**WRITTEN EXERCISE:** Without the pictures, output the records below word for word.

**MATERIAL:**
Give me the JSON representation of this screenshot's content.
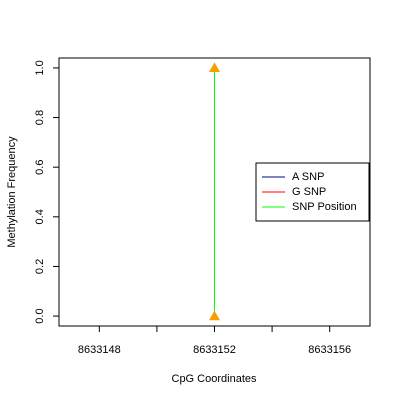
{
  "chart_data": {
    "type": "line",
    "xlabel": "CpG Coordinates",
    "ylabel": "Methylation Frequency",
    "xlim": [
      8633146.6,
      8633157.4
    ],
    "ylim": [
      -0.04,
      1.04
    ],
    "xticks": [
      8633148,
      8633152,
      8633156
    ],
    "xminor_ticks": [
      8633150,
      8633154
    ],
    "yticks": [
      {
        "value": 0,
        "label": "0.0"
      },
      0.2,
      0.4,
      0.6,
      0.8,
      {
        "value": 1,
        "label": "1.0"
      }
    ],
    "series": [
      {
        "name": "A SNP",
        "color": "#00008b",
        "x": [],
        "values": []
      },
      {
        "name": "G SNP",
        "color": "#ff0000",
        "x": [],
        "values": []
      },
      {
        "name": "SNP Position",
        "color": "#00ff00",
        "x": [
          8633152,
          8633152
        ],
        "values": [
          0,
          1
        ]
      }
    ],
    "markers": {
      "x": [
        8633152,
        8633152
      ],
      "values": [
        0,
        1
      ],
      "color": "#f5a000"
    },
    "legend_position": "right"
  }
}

**CORRECT OUTPUT:**
Give me the JSON representation of this screenshot's content.
{
  "chart_data": {
    "type": "line",
    "xlabel": "CpG Coordinates",
    "ylabel": "Methylation Frequency",
    "xlim": [
      8633146.6,
      8633157.4
    ],
    "ylim": [
      -0.04,
      1.04
    ],
    "xticks": [
      8633148,
      8633152,
      8633156
    ],
    "xminor_ticks": [
      8633150,
      8633154
    ],
    "yticks": [
      {
        "value": 0,
        "label": "0.0"
      },
      0.2,
      0.4,
      0.6,
      0.8,
      {
        "value": 1,
        "label": "1.0"
      }
    ],
    "series": [
      {
        "name": "A SNP",
        "color": "#00008b",
        "x": [],
        "values": []
      },
      {
        "name": "G SNP",
        "color": "#ff0000",
        "x": [],
        "values": []
      },
      {
        "name": "SNP Position",
        "color": "#00ff00",
        "x": [
          8633152,
          8633152
        ],
        "values": [
          0,
          1
        ]
      }
    ],
    "markers": {
      "x": [
        8633152,
        8633152
      ],
      "values": [
        0,
        1
      ],
      "color": "#f5a000"
    },
    "legend_position": "right"
  }
}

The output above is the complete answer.